* DATA EXTRACT

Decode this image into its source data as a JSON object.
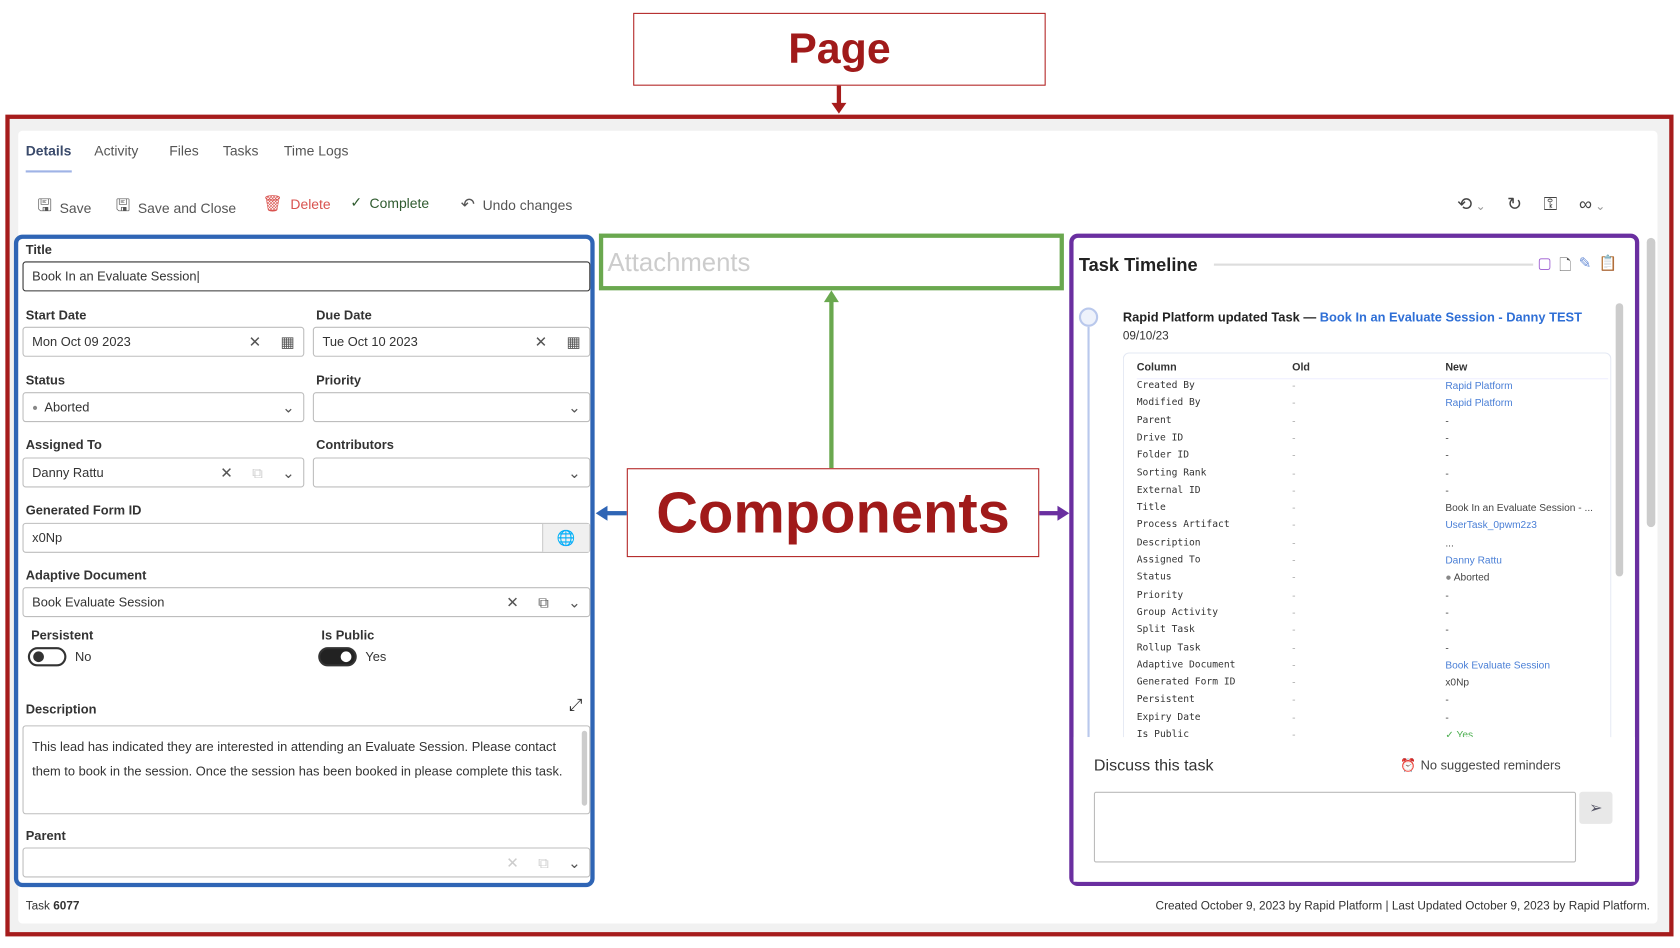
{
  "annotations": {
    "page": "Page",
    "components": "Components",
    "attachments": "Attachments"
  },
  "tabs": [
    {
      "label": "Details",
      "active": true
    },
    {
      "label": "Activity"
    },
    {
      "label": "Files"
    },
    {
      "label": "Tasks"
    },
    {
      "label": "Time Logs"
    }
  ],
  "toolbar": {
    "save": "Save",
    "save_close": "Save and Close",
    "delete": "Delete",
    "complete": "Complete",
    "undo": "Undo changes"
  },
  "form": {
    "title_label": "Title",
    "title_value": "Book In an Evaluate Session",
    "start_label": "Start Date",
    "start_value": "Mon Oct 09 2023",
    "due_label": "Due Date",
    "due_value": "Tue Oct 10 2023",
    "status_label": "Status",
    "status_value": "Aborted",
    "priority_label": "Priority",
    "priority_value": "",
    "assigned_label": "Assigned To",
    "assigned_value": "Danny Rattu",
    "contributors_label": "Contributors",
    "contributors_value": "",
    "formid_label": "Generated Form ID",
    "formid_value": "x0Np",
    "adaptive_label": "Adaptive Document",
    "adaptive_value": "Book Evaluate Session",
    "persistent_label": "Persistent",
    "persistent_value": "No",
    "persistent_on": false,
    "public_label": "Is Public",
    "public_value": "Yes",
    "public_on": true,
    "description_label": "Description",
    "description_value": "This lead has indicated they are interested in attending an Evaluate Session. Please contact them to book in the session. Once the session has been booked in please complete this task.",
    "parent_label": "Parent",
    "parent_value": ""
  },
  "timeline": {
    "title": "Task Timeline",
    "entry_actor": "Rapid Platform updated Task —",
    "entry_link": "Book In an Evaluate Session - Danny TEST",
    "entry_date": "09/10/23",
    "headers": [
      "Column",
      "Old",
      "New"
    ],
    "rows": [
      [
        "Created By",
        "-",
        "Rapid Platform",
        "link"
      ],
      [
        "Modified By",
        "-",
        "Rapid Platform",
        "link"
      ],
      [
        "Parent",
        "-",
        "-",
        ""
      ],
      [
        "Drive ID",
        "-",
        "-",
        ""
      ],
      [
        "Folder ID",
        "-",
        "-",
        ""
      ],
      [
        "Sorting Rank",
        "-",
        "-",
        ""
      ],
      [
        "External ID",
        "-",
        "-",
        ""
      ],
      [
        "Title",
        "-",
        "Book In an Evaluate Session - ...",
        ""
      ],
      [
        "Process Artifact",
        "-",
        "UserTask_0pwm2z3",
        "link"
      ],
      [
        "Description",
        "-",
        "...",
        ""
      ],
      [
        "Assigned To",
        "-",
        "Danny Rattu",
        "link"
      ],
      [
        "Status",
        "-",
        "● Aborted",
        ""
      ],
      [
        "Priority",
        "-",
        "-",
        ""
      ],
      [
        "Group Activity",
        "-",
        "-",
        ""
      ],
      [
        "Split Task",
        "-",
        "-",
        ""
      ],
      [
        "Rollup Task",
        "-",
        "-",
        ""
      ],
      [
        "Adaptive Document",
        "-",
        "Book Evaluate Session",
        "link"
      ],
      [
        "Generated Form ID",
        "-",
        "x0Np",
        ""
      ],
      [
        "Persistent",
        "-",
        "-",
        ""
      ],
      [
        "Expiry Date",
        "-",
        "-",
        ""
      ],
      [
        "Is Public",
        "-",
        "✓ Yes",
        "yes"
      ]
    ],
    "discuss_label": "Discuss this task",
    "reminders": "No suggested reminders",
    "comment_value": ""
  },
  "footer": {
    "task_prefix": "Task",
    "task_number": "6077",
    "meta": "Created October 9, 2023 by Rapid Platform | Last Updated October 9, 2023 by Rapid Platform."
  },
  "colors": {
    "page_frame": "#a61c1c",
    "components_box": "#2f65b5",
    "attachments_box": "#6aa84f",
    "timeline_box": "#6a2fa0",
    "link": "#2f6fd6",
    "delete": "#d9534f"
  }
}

* WORK INSTRUCTIONS
Find the word "this" in the data and copy out each line where it turns up.

* EXPECTED ANSWER
Decode this image into its source data as a JSON object.
    "description_value": "This lead has indicated they are interested in attending an Evaluate Session. Please contact them to book in the session. Once the session has been booked in please complete this task.",
    "discuss_label": "Discuss this task",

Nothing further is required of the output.